→ MATERIAL PROVIDED:

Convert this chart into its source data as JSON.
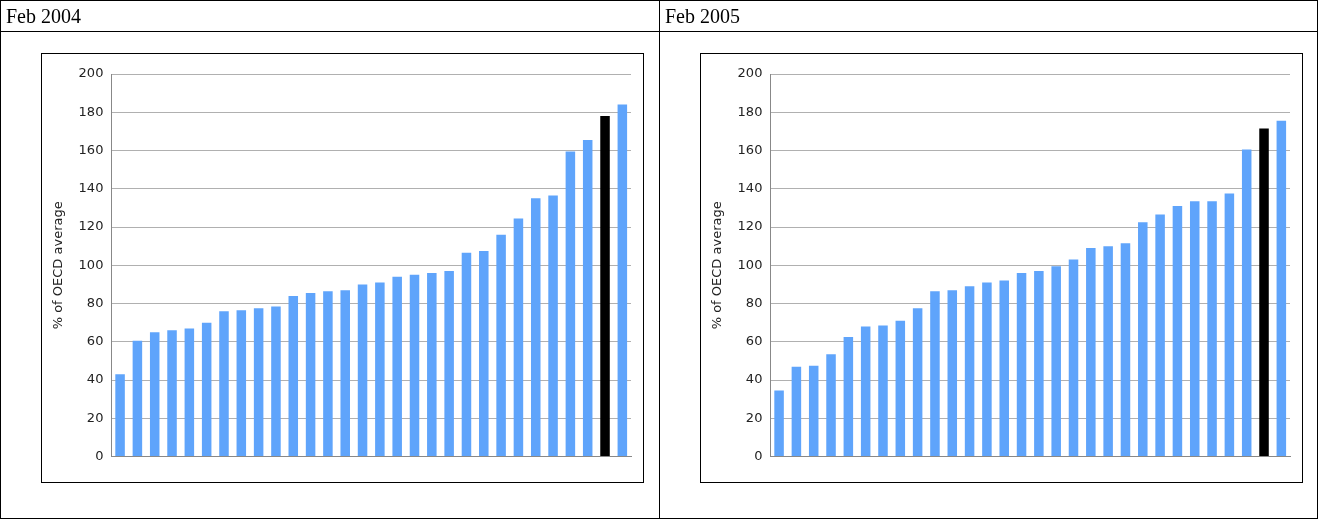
{
  "chart_data": [
    {
      "type": "bar",
      "title": "Feb 2004",
      "ylabel": "% of OECD average",
      "categories": [
        null,
        null,
        null,
        null,
        null,
        null,
        null,
        null,
        null,
        null,
        null,
        null,
        null,
        null,
        null,
        null,
        null,
        null,
        null,
        null,
        null,
        null,
        null,
        null,
        null,
        null,
        null,
        null,
        null,
        null
      ],
      "values": [
        43,
        60.5,
        65,
        66,
        67,
        70,
        76,
        76.5,
        77.5,
        78.5,
        84,
        85.5,
        86.5,
        87,
        90,
        91,
        94,
        95,
        96,
        97,
        106.5,
        107.5,
        116,
        124.5,
        135,
        136.5,
        159.5,
        165.5,
        178,
        184
      ],
      "colors": [
        "#5fa4fb",
        "#5fa4fb",
        "#5fa4fb",
        "#5fa4fb",
        "#5fa4fb",
        "#5fa4fb",
        "#5fa4fb",
        "#5fa4fb",
        "#5fa4fb",
        "#5fa4fb",
        "#5fa4fb",
        "#5fa4fb",
        "#5fa4fb",
        "#5fa4fb",
        "#5fa4fb",
        "#5fa4fb",
        "#5fa4fb",
        "#5fa4fb",
        "#5fa4fb",
        "#5fa4fb",
        "#5fa4fb",
        "#5fa4fb",
        "#5fa4fb",
        "#5fa4fb",
        "#5fa4fb",
        "#5fa4fb",
        "#5fa4fb",
        "#5fa4fb",
        "#000000",
        "#5fa4fb"
      ],
      "ylim": [
        0,
        200
      ],
      "yticks": [
        0,
        20,
        40,
        60,
        80,
        100,
        120,
        140,
        160,
        180,
        200
      ],
      "grid": "y"
    },
    {
      "type": "bar",
      "title": "Feb 2005",
      "ylabel": "% of OECD average",
      "categories": [
        null,
        null,
        null,
        null,
        null,
        null,
        null,
        null,
        null,
        null,
        null,
        null,
        null,
        null,
        null,
        null,
        null,
        null,
        null,
        null,
        null,
        null,
        null,
        null,
        null,
        null,
        null,
        null,
        null,
        null
      ],
      "values": [
        34.5,
        47,
        47.5,
        53.5,
        62.5,
        68,
        68.5,
        71,
        77.5,
        86.5,
        87,
        89,
        91,
        92,
        96,
        97,
        99.5,
        103,
        109,
        110,
        111.5,
        122.5,
        126.5,
        131,
        133.5,
        133.5,
        137.5,
        160.5,
        171.5,
        175.5
      ],
      "colors": [
        "#5fa4fb",
        "#5fa4fb",
        "#5fa4fb",
        "#5fa4fb",
        "#5fa4fb",
        "#5fa4fb",
        "#5fa4fb",
        "#5fa4fb",
        "#5fa4fb",
        "#5fa4fb",
        "#5fa4fb",
        "#5fa4fb",
        "#5fa4fb",
        "#5fa4fb",
        "#5fa4fb",
        "#5fa4fb",
        "#5fa4fb",
        "#5fa4fb",
        "#5fa4fb",
        "#5fa4fb",
        "#5fa4fb",
        "#5fa4fb",
        "#5fa4fb",
        "#5fa4fb",
        "#5fa4fb",
        "#5fa4fb",
        "#5fa4fb",
        "#5fa4fb",
        "#000000",
        "#5fa4fb"
      ],
      "ylim": [
        0,
        200
      ],
      "yticks": [
        0,
        20,
        40,
        60,
        80,
        100,
        120,
        140,
        160,
        180,
        200
      ],
      "grid": "y"
    }
  ]
}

→ WRITTEN INSTRUCTION:
Retype everything in the material word for word, minus pictures.

→ SOLUTION TO THIS PROBLEM:
Convert this chart into its source data as JSON.
{
  "chart_data": [
    {
      "type": "bar",
      "title": "Feb 2004",
      "ylabel": "% of OECD average",
      "categories": [
        null,
        null,
        null,
        null,
        null,
        null,
        null,
        null,
        null,
        null,
        null,
        null,
        null,
        null,
        null,
        null,
        null,
        null,
        null,
        null,
        null,
        null,
        null,
        null,
        null,
        null,
        null,
        null,
        null,
        null
      ],
      "values": [
        43,
        60.5,
        65,
        66,
        67,
        70,
        76,
        76.5,
        77.5,
        78.5,
        84,
        85.5,
        86.5,
        87,
        90,
        91,
        94,
        95,
        96,
        97,
        106.5,
        107.5,
        116,
        124.5,
        135,
        136.5,
        159.5,
        165.5,
        178,
        184
      ],
      "colors": [
        "#5fa4fb",
        "#5fa4fb",
        "#5fa4fb",
        "#5fa4fb",
        "#5fa4fb",
        "#5fa4fb",
        "#5fa4fb",
        "#5fa4fb",
        "#5fa4fb",
        "#5fa4fb",
        "#5fa4fb",
        "#5fa4fb",
        "#5fa4fb",
        "#5fa4fb",
        "#5fa4fb",
        "#5fa4fb",
        "#5fa4fb",
        "#5fa4fb",
        "#5fa4fb",
        "#5fa4fb",
        "#5fa4fb",
        "#5fa4fb",
        "#5fa4fb",
        "#5fa4fb",
        "#5fa4fb",
        "#5fa4fb",
        "#5fa4fb",
        "#5fa4fb",
        "#000000",
        "#5fa4fb"
      ],
      "ylim": [
        0,
        200
      ],
      "yticks": [
        0,
        20,
        40,
        60,
        80,
        100,
        120,
        140,
        160,
        180,
        200
      ],
      "grid": "y"
    },
    {
      "type": "bar",
      "title": "Feb 2005",
      "ylabel": "% of OECD average",
      "categories": [
        null,
        null,
        null,
        null,
        null,
        null,
        null,
        null,
        null,
        null,
        null,
        null,
        null,
        null,
        null,
        null,
        null,
        null,
        null,
        null,
        null,
        null,
        null,
        null,
        null,
        null,
        null,
        null,
        null,
        null
      ],
      "values": [
        34.5,
        47,
        47.5,
        53.5,
        62.5,
        68,
        68.5,
        71,
        77.5,
        86.5,
        87,
        89,
        91,
        92,
        96,
        97,
        99.5,
        103,
        109,
        110,
        111.5,
        122.5,
        126.5,
        131,
        133.5,
        133.5,
        137.5,
        160.5,
        171.5,
        175.5
      ],
      "colors": [
        "#5fa4fb",
        "#5fa4fb",
        "#5fa4fb",
        "#5fa4fb",
        "#5fa4fb",
        "#5fa4fb",
        "#5fa4fb",
        "#5fa4fb",
        "#5fa4fb",
        "#5fa4fb",
        "#5fa4fb",
        "#5fa4fb",
        "#5fa4fb",
        "#5fa4fb",
        "#5fa4fb",
        "#5fa4fb",
        "#5fa4fb",
        "#5fa4fb",
        "#5fa4fb",
        "#5fa4fb",
        "#5fa4fb",
        "#5fa4fb",
        "#5fa4fb",
        "#5fa4fb",
        "#5fa4fb",
        "#5fa4fb",
        "#5fa4fb",
        "#5fa4fb",
        "#000000",
        "#5fa4fb"
      ],
      "ylim": [
        0,
        200
      ],
      "yticks": [
        0,
        20,
        40,
        60,
        80,
        100,
        120,
        140,
        160,
        180,
        200
      ],
      "grid": "y"
    }
  ]
}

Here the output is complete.